Task prompt — Write out each line that follows exactly as it stands, without the pictures.

------------------------

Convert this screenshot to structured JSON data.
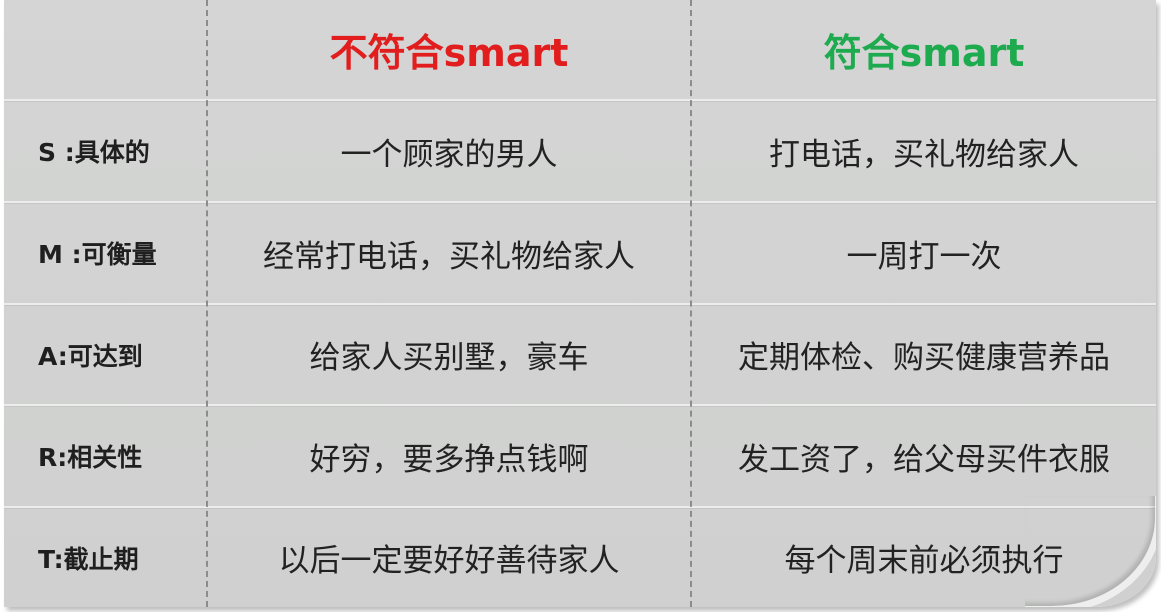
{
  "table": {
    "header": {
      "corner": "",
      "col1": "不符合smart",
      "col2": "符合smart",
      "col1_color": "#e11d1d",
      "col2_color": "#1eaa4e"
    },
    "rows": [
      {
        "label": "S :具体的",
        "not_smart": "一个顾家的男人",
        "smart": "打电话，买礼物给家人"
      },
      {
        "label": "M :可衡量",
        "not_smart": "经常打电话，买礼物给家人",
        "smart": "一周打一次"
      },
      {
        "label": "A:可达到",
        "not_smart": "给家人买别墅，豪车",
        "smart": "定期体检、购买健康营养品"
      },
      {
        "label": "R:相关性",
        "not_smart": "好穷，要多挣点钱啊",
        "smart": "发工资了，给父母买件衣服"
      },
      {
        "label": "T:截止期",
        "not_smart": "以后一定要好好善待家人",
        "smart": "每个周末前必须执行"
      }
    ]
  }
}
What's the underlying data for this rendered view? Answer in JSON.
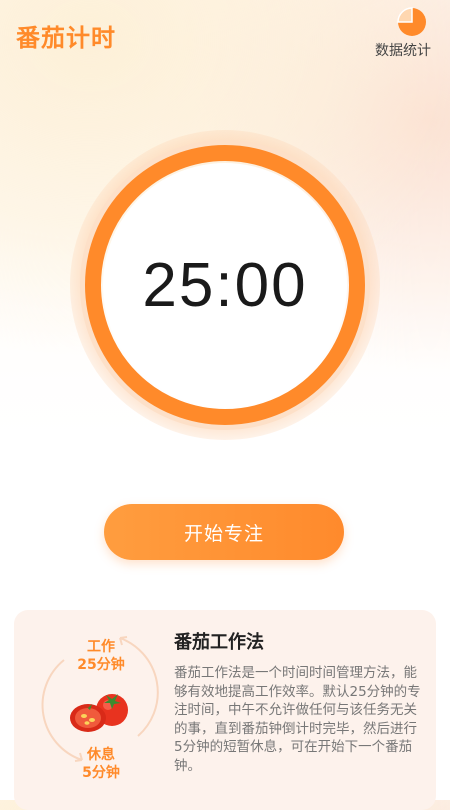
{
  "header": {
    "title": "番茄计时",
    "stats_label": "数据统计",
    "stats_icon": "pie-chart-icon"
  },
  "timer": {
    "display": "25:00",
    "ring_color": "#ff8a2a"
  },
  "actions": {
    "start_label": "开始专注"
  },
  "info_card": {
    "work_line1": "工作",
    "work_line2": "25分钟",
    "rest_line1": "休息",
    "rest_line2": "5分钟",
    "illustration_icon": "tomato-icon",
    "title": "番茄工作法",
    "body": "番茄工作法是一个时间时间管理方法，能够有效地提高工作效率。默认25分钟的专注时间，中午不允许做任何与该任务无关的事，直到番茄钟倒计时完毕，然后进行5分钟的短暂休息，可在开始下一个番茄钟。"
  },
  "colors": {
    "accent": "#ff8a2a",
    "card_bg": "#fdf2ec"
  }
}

------------------------

Written answer —
Convert this screenshot to structured JSON data.
{
  "table": {
    "header": {
      "corner": "",
      "col1": "不符合smart",
      "col2": "符合smart",
      "col1_color": "#e11d1d",
      "col2_color": "#1eaa4e"
    },
    "rows": [
      {
        "label": "S :具体的",
        "not_smart": "一个顾家的男人",
        "smart": "打电话，买礼物给家人"
      },
      {
        "label": "M :可衡量",
        "not_smart": "经常打电话，买礼物给家人",
        "smart": "一周打一次"
      },
      {
        "label": "A:可达到",
        "not_smart": "给家人买别墅，豪车",
        "smart": "定期体检、购买健康营养品"
      },
      {
        "label": "R:相关性",
        "not_smart": "好穷，要多挣点钱啊",
        "smart": "发工资了，给父母买件衣服"
      },
      {
        "label": "T:截止期",
        "not_smart": "以后一定要好好善待家人",
        "smart": "每个周末前必须执行"
      }
    ]
  }
}
What's the underlying data for this rendered view? Answer in JSON.
{
  "header": {
    "title": "番茄计时",
    "stats_label": "数据统计",
    "stats_icon": "pie-chart-icon"
  },
  "timer": {
    "display": "25:00",
    "ring_color": "#ff8a2a"
  },
  "actions": {
    "start_label": "开始专注"
  },
  "info_card": {
    "work_line1": "工作",
    "work_line2": "25分钟",
    "rest_line1": "休息",
    "rest_line2": "5分钟",
    "illustration_icon": "tomato-icon",
    "title": "番茄工作法",
    "body": "番茄工作法是一个时间时间管理方法，能够有效地提高工作效率。默认25分钟的专注时间，中午不允许做任何与该任务无关的事，直到番茄钟倒计时完毕，然后进行5分钟的短暂休息，可在开始下一个番茄钟。"
  },
  "colors": {
    "accent": "#ff8a2a",
    "card_bg": "#fdf2ec"
  }
}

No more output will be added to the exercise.